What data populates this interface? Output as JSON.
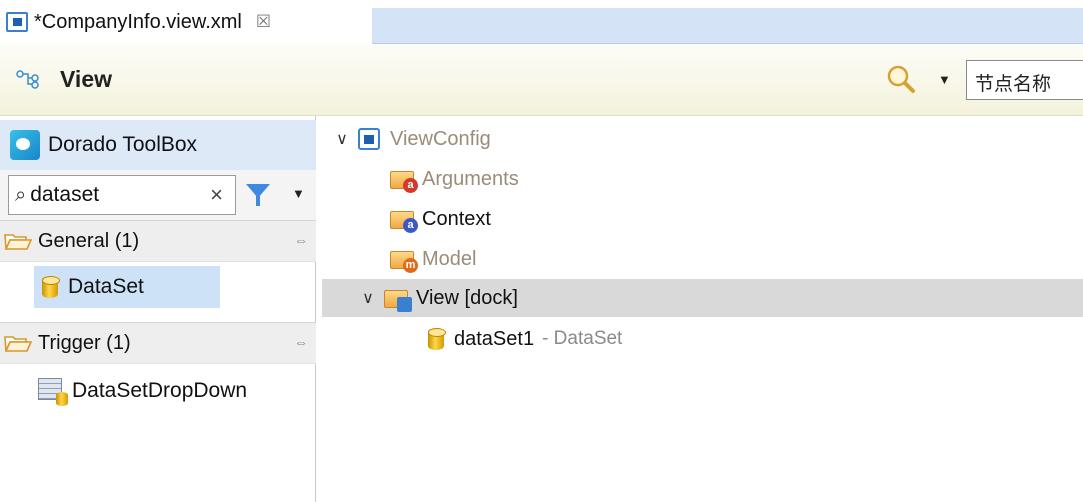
{
  "editor_tab": {
    "title": "*CompanyInfo.view.xml",
    "close": "☒"
  },
  "header": {
    "title": "View",
    "node_search_placeholder": "节点名称",
    "dropdown_glyph": "▼"
  },
  "toolbox": {
    "title": "Dorado ToolBox",
    "filter_value": "dataset",
    "clear_glyph": "×",
    "filter_dropdown_glyph": "▼",
    "sections": [
      {
        "title": "General (1)",
        "pin_glyph": "⇔",
        "items": [
          {
            "label": "DataSet",
            "selected": true
          }
        ]
      },
      {
        "title": "Trigger (1)",
        "pin_glyph": "⇔",
        "items": [
          {
            "label": "DataSetDropDown",
            "selected": false
          }
        ]
      }
    ]
  },
  "tree": {
    "expanded_glyph": "∨",
    "nodes": [
      {
        "label": "ViewConfig",
        "level": 0
      },
      {
        "label": "Arguments",
        "level": 1,
        "badge": "a",
        "badge_color": "#d43a2a"
      },
      {
        "label": "Context",
        "level": 1,
        "badge": "a",
        "badge_color": "#3c58c8"
      },
      {
        "label": "Model",
        "level": 1,
        "badge": "m",
        "badge_color": "#e06a1a"
      },
      {
        "label": "View [dock]",
        "level": 1,
        "highlighted": true
      },
      {
        "label": "dataSet1",
        "type": "- DataSet",
        "level": 2
      }
    ]
  }
}
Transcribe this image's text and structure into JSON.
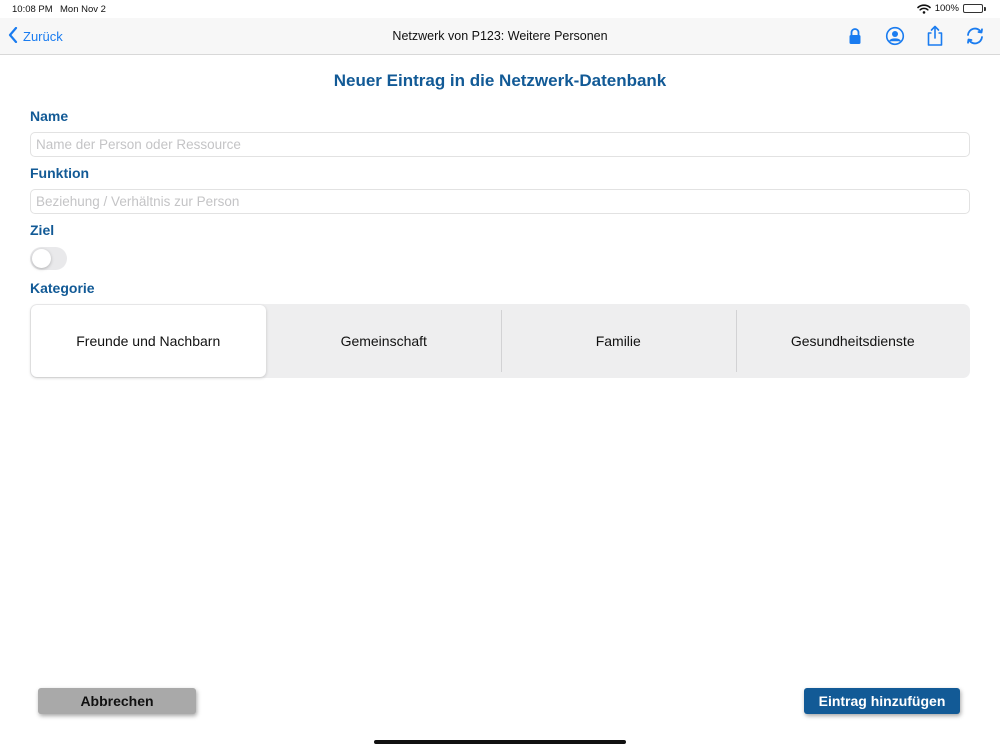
{
  "status_bar": {
    "time": "10:08 PM",
    "date": "Mon Nov 2",
    "battery_percent": "100%",
    "battery_level": 1.0
  },
  "nav": {
    "back_label": "Zurück",
    "title": "Netzwerk von P123: Weitere Personen",
    "actions": [
      "lock-icon",
      "person-circle-icon",
      "share-icon",
      "refresh-icon"
    ],
    "accent_color": "#1a7cf0"
  },
  "form": {
    "title": "Neuer Eintrag in die Netzwerk-Datenbank",
    "name": {
      "label": "Name",
      "value": "",
      "placeholder": "Name der Person oder Ressource"
    },
    "funktion": {
      "label": "Funktion",
      "value": "",
      "placeholder": "Beziehung / Verhältnis zur Person"
    },
    "ziel": {
      "label": "Ziel",
      "on": false
    },
    "kategorie": {
      "label": "Kategorie",
      "selected_index": 0,
      "options": [
        "Freunde und Nachbarn",
        "Gemeinschaft",
        "Familie",
        "Gesundheitsdienste"
      ]
    },
    "label_color": "#125a96"
  },
  "footer": {
    "cancel_label": "Abbrechen",
    "add_label": "Eintrag hinzufügen"
  }
}
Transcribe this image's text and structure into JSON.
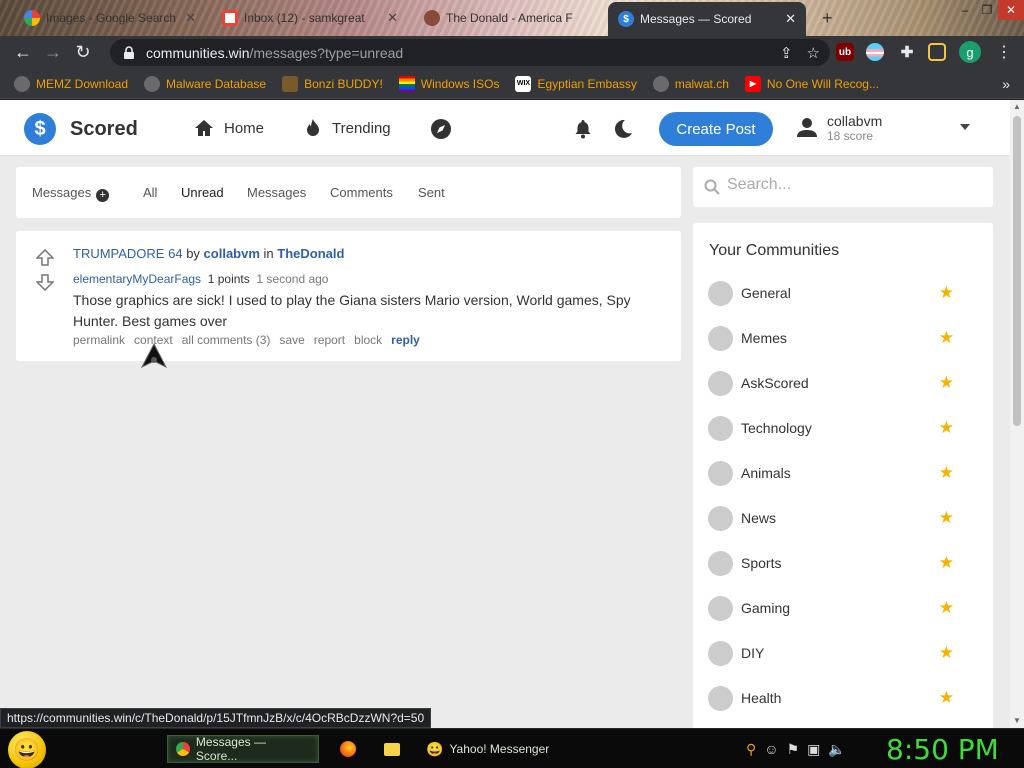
{
  "browser": {
    "tabs": [
      {
        "label": "Images - Google Search",
        "icon": "google-icon"
      },
      {
        "label": "Inbox (12) - samkgreat",
        "icon": "gmail-icon"
      },
      {
        "label": "The Donald - America F",
        "icon": "site-icon"
      },
      {
        "label": "Messages — Scored",
        "icon": "scored-icon"
      }
    ],
    "url_host": "communities.win",
    "url_path": "/messages?type=unread",
    "bookmarks": [
      {
        "label": "MEMZ Download",
        "icon": "globe-icon"
      },
      {
        "label": "Malware Database",
        "icon": "globe-icon"
      },
      {
        "label": "Bonzi BUDDY!",
        "icon": "bonzi-icon"
      },
      {
        "label": "Windows ISOs",
        "icon": "rainbow-flag-icon"
      },
      {
        "label": "Egyptian Embassy",
        "icon": "wix-icon"
      },
      {
        "label": "malwat.ch",
        "icon": "globe-icon"
      },
      {
        "label": "No One Will Recog...",
        "icon": "youtube-icon"
      }
    ],
    "bookmarks_more": "»",
    "profile_initial": "g",
    "status_url": "https://communities.win/c/TheDonald/p/15JTfmnJzB/x/c/4OcRBcDzzWN?d=50"
  },
  "site": {
    "brand": "Scored",
    "logo_glyph": "$",
    "nav": {
      "home": "Home",
      "trending": "Trending"
    },
    "create_post": "Create Post",
    "user": {
      "name": "collabvm",
      "score": "18 score"
    }
  },
  "messages": {
    "header_label": "Messages",
    "filters": [
      "All",
      "Unread",
      "Messages",
      "Comments",
      "Sent"
    ],
    "active_filter": "Unread",
    "item": {
      "post_title": "TRUMPADORE 64",
      "by_word": "by",
      "post_author": "collabvm",
      "in_word": "in",
      "community": "TheDonald",
      "author": "elementaryMyDearFags",
      "points": "1 points",
      "time": "1 second ago",
      "body": "Those graphics are sick! I used to play the Giana sisters Mario version, World games, Spy Hunter. Best games over",
      "actions": [
        "permalink",
        "context",
        "all comments (3)",
        "save",
        "report",
        "block",
        "reply"
      ]
    }
  },
  "sidebar": {
    "search_placeholder": "Search...",
    "communities_title": "Your Communities",
    "communities": [
      "General",
      "Memes",
      "AskScored",
      "Technology",
      "Animals",
      "News",
      "Sports",
      "Gaming",
      "DIY",
      "Health"
    ]
  },
  "taskbar": {
    "tasks": [
      {
        "label": "Messages — Score...",
        "icon": "chrome-icon"
      },
      {
        "label": "",
        "icon": "firefox-icon"
      },
      {
        "label": "",
        "icon": "folder-icon"
      },
      {
        "label": "Yahoo! Messenger",
        "icon": "yahoo-messenger-icon"
      }
    ],
    "clock": "8:50 PM"
  },
  "colors": {
    "accent": "#2f7fd8",
    "link": "#2f5fa8",
    "star": "#f5b400",
    "clock": "#3ddc3a"
  }
}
=-=-=
In your copy of the listing above, reproduce each line exactly and omit all pictures.

ANSWER FOR THE TASK:
What data populates this interface? Output as JSON.
{
  "editor_tab": {
    "title": "*CompanyInfo.view.xml",
    "close": "☒"
  },
  "header": {
    "title": "View",
    "node_search_placeholder": "节点名称",
    "dropdown_glyph": "▼"
  },
  "toolbox": {
    "title": "Dorado ToolBox",
    "filter_value": "dataset",
    "clear_glyph": "×",
    "filter_dropdown_glyph": "▼",
    "sections": [
      {
        "title": "General (1)",
        "pin_glyph": "⇔",
        "items": [
          {
            "label": "DataSet",
            "selected": true
          }
        ]
      },
      {
        "title": "Trigger (1)",
        "pin_glyph": "⇔",
        "items": [
          {
            "label": "DataSetDropDown",
            "selected": false
          }
        ]
      }
    ]
  },
  "tree": {
    "expanded_glyph": "∨",
    "nodes": [
      {
        "label": "ViewConfig",
        "level": 0
      },
      {
        "label": "Arguments",
        "level": 1,
        "badge": "a",
        "badge_color": "#d43a2a"
      },
      {
        "label": "Context",
        "level": 1,
        "badge": "a",
        "badge_color": "#3c58c8"
      },
      {
        "label": "Model",
        "level": 1,
        "badge": "m",
        "badge_color": "#e06a1a"
      },
      {
        "label": "View [dock]",
        "level": 1,
        "highlighted": true
      },
      {
        "label": "dataSet1",
        "type": "- DataSet",
        "level": 2
      }
    ]
  }
}
Transcribe this image's text and structure into JSON.
{
  "status_bar": {
    "time": "10:08 PM",
    "date": "Mon Nov 2",
    "battery_percent": "100%",
    "battery_level": 1.0
  },
  "nav": {
    "back_label": "Zurück",
    "title": "Netzwerk von P123: Weitere Personen",
    "actions": [
      "lock-icon",
      "person-circle-icon",
      "share-icon",
      "refresh-icon"
    ],
    "accent_color": "#1a7cf0"
  },
  "form": {
    "title": "Neuer Eintrag in die Netzwerk-Datenbank",
    "name": {
      "label": "Name",
      "value": "",
      "placeholder": "Name der Person oder Ressource"
    },
    "funktion": {
      "label": "Funktion",
      "value": "",
      "placeholder": "Beziehung / Verhältnis zur Person"
    },
    "ziel": {
      "label": "Ziel",
      "on": false
    },
    "kategorie": {
      "label": "Kategorie",
      "selected_index": 0,
      "options": [
        "Freunde und Nachbarn",
        "Gemeinschaft",
        "Familie",
        "Gesundheitsdienste"
      ]
    },
    "label_color": "#125a96"
  },
  "footer": {
    "cancel_label": "Abbrechen",
    "add_label": "Eintrag hinzufügen"
  }
}
Transcribe this image's text and structure into JSON.
{
  "browser": {
    "tabs": [
      {
        "label": "Images - Google Search",
        "icon": "google-icon"
      },
      {
        "label": "Inbox (12) - samkgreat",
        "icon": "gmail-icon"
      },
      {
        "label": "The Donald - America F",
        "icon": "site-icon"
      },
      {
        "label": "Messages — Scored",
        "icon": "scored-icon"
      }
    ],
    "url_host": "communities.win",
    "url_path": "/messages?type=unread",
    "bookmarks": [
      {
        "label": "MEMZ Download",
        "icon": "globe-icon"
      },
      {
        "label": "Malware Database",
        "icon": "globe-icon"
      },
      {
        "label": "Bonzi BUDDY!",
        "icon": "bonzi-icon"
      },
      {
        "label": "Windows ISOs",
        "icon": "rainbow-flag-icon"
      },
      {
        "label": "Egyptian Embassy",
        "icon": "wix-icon"
      },
      {
        "label": "malwat.ch",
        "icon": "globe-icon"
      },
      {
        "label": "No One Will Recog...",
        "icon": "youtube-icon"
      }
    ],
    "bookmarks_more": "»",
    "profile_initial": "g",
    "status_url": "https://communities.win/c/TheDonald/p/15JTfmnJzB/x/c/4OcRBcDzzWN?d=50"
  },
  "site": {
    "brand": "Scored",
    "logo_glyph": "$",
    "nav": {
      "home": "Home",
      "trending": "Trending"
    },
    "create_post": "Create Post",
    "user": {
      "name": "collabvm",
      "score": "18 score"
    }
  },
  "messages": {
    "header_label": "Messages",
    "filters": [
      "All",
      "Unread",
      "Messages",
      "Comments",
      "Sent"
    ],
    "active_filter": "Unread",
    "item": {
      "post_title": "TRUMPADORE 64",
      "by_word": "by",
      "post_author": "collabvm",
      "in_word": "in",
      "community": "TheDonald",
      "author": "elementaryMyDearFags",
      "points": "1 points",
      "time": "1 second ago",
      "body": "Those graphics are sick! I used to play the Giana sisters Mario version, World games, Spy Hunter. Best games over",
      "actions": [
        "permalink",
        "context",
        "all comments (3)",
        "save",
        "report",
        "block",
        "reply"
      ]
    }
  },
  "sidebar": {
    "search_placeholder": "Search...",
    "communities_title": "Your Communities",
    "communities": [
      "General",
      "Memes",
      "AskScored",
      "Technology",
      "Animals",
      "News",
      "Sports",
      "Gaming",
      "DIY",
      "Health"
    ]
  },
  "taskbar": {
    "tasks": [
      {
        "label": "Messages — Score...",
        "icon": "chrome-icon"
      },
      {
        "label": "",
        "icon": "firefox-icon"
      },
      {
        "label": "",
        "icon": "folder-icon"
      },
      {
        "label": "Yahoo! Messenger",
        "icon": "yahoo-messenger-icon"
      }
    ],
    "clock": "8:50 PM"
  },
  "colors": {
    "accent": "#2f7fd8",
    "link": "#2f5fa8",
    "star": "#f5b400",
    "clock": "#3ddc3a"
  }
}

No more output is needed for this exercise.